Requirements - Search the data for the string "protection" and extract every line where it appears.

++++ The input ++++

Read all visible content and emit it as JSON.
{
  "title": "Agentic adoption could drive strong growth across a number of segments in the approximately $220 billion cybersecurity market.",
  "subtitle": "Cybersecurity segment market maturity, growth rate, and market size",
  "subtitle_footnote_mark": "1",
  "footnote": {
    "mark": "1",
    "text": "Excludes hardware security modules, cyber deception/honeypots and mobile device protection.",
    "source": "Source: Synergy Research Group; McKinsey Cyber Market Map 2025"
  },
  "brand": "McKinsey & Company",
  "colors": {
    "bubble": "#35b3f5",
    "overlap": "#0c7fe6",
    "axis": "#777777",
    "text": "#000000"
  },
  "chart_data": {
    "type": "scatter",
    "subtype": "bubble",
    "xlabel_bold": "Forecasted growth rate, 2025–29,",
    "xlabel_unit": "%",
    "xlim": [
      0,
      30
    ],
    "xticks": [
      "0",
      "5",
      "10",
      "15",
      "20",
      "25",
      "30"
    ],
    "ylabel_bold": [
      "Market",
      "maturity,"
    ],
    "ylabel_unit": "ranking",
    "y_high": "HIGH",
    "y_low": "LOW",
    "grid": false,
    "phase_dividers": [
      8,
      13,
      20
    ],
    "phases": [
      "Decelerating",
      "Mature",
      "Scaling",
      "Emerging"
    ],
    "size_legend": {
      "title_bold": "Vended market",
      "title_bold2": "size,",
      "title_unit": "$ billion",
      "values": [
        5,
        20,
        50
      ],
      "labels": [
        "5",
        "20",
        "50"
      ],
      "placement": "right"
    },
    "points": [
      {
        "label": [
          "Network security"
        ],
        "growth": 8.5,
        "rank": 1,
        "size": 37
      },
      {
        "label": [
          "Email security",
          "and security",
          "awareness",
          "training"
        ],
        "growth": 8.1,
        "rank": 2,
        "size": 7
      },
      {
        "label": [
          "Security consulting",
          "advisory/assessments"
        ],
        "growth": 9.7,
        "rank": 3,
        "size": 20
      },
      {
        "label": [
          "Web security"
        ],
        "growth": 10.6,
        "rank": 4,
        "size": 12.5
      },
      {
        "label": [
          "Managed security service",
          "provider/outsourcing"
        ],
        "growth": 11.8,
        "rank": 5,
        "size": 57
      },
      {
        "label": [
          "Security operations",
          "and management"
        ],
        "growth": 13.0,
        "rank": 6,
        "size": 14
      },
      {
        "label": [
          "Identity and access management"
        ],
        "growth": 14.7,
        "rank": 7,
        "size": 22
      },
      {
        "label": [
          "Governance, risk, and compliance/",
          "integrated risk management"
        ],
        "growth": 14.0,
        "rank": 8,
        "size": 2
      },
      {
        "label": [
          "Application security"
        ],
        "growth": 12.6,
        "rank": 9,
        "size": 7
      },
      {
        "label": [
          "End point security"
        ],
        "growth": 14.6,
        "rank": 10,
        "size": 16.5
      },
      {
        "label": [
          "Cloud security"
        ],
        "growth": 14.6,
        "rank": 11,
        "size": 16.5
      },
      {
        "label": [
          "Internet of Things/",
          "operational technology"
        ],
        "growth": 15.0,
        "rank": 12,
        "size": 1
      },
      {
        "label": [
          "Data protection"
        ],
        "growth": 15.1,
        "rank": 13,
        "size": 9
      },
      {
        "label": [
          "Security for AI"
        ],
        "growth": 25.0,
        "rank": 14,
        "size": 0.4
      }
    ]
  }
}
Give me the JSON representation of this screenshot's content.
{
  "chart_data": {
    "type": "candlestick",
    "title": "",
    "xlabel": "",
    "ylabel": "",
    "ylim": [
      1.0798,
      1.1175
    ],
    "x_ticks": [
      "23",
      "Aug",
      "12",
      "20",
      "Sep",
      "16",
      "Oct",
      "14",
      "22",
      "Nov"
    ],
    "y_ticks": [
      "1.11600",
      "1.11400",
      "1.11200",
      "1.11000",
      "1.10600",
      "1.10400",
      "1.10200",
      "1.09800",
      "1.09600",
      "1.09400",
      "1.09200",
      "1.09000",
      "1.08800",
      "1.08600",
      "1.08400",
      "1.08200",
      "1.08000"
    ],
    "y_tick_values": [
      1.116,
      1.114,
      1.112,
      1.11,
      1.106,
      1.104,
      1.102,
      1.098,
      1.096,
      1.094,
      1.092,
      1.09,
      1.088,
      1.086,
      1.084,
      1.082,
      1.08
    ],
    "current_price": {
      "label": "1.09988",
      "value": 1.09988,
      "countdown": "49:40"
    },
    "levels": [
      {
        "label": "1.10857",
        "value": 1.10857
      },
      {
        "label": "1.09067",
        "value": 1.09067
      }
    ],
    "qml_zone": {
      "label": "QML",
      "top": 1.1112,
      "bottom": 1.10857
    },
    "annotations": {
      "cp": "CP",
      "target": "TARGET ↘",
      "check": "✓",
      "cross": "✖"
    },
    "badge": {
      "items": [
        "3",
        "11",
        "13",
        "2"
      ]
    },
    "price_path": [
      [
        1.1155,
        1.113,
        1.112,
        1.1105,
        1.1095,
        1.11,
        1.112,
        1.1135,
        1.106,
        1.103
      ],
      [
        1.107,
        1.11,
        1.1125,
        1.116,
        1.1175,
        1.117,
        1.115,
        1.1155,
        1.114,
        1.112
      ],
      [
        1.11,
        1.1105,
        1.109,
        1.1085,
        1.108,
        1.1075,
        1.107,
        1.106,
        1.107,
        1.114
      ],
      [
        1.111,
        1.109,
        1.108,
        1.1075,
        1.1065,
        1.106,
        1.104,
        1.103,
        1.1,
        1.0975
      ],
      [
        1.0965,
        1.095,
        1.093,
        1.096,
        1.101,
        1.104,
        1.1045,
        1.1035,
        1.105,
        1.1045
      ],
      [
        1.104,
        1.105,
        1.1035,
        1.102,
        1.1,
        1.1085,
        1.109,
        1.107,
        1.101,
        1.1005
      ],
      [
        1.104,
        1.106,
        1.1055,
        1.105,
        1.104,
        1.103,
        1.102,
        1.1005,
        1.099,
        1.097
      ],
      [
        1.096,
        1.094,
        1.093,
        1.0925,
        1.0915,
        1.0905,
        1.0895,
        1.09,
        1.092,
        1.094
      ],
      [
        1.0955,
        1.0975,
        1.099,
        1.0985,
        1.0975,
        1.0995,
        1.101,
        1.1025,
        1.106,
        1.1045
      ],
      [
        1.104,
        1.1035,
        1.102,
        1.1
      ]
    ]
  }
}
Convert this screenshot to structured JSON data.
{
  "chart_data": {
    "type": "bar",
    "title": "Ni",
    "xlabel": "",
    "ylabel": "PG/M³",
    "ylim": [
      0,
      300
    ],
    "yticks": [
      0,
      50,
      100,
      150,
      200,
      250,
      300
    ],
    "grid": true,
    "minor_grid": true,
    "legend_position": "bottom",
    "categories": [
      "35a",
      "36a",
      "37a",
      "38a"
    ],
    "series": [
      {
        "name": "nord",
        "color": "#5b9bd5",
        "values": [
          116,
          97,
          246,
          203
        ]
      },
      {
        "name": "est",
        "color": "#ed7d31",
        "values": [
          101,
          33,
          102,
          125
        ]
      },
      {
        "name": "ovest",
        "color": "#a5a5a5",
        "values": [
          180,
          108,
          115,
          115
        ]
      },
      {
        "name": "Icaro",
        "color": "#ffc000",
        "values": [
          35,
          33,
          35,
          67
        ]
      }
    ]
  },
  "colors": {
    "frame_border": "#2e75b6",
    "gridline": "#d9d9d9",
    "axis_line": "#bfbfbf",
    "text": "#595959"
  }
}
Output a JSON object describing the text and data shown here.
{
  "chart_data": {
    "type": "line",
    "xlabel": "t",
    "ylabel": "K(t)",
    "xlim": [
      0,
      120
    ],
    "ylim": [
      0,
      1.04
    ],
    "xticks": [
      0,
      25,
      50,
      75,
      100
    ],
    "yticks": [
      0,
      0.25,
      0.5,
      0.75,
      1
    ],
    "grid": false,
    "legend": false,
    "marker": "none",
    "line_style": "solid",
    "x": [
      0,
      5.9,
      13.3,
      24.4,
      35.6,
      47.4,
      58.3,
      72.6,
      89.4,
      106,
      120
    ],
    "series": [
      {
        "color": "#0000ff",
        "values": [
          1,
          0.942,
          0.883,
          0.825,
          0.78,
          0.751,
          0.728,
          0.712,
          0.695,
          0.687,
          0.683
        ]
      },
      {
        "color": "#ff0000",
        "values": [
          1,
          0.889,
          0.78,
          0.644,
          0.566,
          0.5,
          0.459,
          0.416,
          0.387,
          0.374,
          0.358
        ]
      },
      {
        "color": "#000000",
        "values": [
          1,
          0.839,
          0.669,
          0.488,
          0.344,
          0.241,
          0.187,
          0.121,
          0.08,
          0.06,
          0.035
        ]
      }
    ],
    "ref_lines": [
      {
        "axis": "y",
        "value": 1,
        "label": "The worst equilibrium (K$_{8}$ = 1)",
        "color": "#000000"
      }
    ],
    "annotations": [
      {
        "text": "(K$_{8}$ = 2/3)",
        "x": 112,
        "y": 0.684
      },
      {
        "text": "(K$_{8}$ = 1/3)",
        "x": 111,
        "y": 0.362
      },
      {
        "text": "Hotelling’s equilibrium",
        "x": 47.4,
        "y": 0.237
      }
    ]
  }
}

++++

Exercise result -
    "text": "Excludes hardware security modules, cyber deception/honeypots and mobile device protection.",
          "Data protection"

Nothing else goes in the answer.